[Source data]
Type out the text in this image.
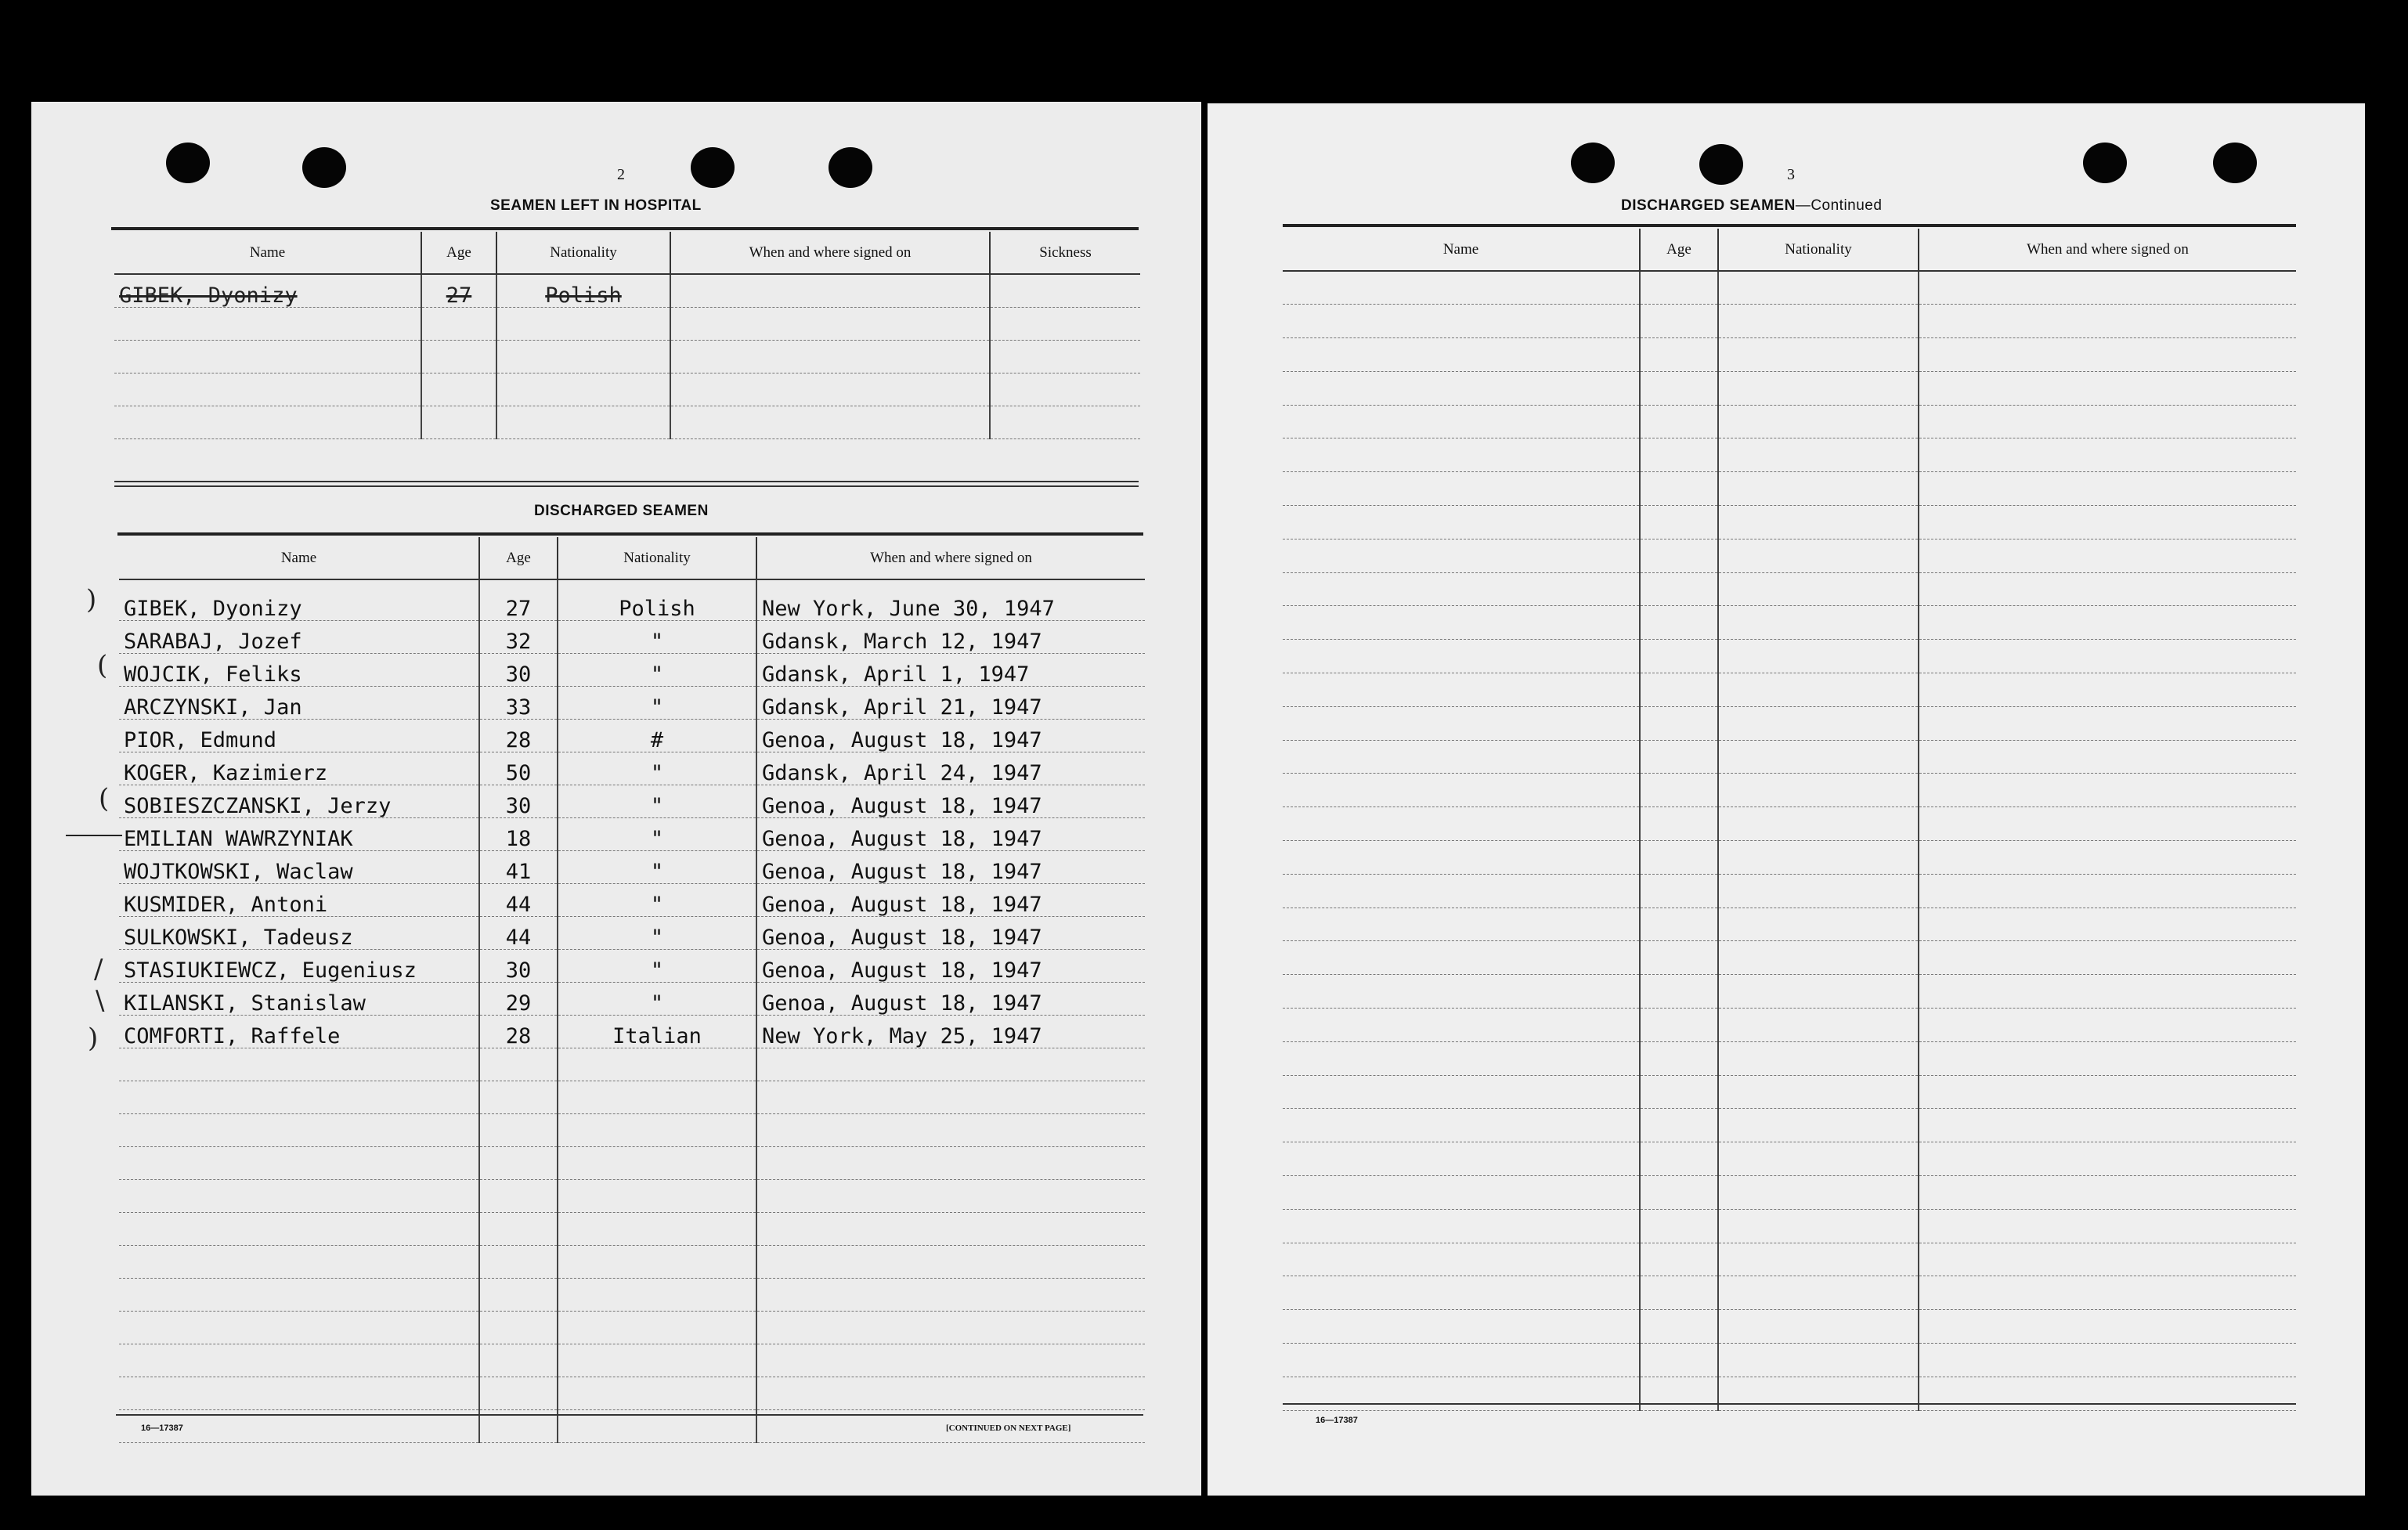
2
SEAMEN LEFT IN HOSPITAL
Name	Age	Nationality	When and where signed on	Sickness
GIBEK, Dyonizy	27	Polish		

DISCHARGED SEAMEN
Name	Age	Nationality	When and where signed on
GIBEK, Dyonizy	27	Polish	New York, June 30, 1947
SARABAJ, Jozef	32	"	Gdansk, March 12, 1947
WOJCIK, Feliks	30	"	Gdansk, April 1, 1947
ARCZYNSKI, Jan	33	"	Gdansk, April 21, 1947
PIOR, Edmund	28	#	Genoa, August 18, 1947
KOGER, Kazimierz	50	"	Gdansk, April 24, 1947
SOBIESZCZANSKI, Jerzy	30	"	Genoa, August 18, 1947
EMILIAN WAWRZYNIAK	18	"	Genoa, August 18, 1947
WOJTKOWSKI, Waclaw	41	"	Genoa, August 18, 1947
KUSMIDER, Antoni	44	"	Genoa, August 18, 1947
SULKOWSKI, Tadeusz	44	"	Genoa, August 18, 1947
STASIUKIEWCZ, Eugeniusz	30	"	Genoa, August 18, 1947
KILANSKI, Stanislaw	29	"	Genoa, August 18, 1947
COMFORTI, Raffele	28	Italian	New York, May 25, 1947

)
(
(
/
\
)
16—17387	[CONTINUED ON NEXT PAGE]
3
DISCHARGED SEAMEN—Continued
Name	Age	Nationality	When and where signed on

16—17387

* * *

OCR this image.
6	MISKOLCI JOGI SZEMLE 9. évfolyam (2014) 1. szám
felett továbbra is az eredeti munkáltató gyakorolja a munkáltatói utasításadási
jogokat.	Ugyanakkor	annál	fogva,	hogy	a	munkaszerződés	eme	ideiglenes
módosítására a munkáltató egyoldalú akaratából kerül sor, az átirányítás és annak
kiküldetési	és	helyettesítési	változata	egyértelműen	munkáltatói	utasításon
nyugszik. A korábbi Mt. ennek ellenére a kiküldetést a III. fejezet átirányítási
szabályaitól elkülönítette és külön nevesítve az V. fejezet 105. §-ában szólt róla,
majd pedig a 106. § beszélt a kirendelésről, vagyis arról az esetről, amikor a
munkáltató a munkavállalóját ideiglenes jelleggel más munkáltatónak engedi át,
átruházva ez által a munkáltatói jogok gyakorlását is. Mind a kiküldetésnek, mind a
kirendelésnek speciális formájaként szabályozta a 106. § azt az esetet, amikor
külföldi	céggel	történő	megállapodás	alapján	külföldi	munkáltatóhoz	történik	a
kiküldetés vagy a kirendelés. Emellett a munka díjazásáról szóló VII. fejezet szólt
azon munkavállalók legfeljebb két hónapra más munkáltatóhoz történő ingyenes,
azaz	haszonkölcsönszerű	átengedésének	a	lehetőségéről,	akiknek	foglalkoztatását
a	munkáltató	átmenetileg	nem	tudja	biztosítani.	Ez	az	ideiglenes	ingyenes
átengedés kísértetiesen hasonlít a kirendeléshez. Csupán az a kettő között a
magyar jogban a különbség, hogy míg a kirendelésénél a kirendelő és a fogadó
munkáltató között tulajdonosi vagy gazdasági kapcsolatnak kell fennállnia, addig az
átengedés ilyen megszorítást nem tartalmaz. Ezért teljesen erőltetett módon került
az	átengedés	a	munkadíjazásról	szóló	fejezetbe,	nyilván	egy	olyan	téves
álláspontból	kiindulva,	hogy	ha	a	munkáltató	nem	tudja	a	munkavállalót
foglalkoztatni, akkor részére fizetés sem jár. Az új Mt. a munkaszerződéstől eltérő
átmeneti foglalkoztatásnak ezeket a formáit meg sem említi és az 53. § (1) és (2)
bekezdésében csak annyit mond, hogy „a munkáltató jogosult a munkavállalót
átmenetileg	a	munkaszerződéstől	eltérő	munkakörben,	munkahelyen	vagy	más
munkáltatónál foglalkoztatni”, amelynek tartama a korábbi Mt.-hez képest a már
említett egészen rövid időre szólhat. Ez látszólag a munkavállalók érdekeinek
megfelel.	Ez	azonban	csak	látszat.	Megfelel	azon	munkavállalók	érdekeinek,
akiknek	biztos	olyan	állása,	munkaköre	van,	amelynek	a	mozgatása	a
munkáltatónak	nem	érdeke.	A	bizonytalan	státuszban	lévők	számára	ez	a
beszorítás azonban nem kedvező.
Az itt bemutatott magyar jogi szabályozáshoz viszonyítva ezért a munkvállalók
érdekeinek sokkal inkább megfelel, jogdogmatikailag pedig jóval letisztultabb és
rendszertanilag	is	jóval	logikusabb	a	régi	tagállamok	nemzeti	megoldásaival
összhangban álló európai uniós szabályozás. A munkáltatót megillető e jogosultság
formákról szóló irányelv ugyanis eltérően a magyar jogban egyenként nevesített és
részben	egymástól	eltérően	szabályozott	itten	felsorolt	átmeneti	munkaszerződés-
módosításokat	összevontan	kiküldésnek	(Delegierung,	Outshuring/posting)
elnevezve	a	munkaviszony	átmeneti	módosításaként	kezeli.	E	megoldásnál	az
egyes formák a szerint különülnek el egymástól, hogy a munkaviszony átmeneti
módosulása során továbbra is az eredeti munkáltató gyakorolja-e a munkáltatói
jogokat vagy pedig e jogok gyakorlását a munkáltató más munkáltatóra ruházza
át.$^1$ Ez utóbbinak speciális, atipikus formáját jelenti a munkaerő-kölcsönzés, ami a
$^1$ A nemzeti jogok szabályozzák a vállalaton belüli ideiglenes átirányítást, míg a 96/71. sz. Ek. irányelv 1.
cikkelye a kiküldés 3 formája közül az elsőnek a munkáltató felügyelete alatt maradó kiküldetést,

## [Task objective]
Look through the material and copy each line that has "GIBEK".

## [Written answer]
GIBEK, Dyonizy	27	Polish		
GIBEK, Dyonizy	27	Polish	New York, June 30, 1947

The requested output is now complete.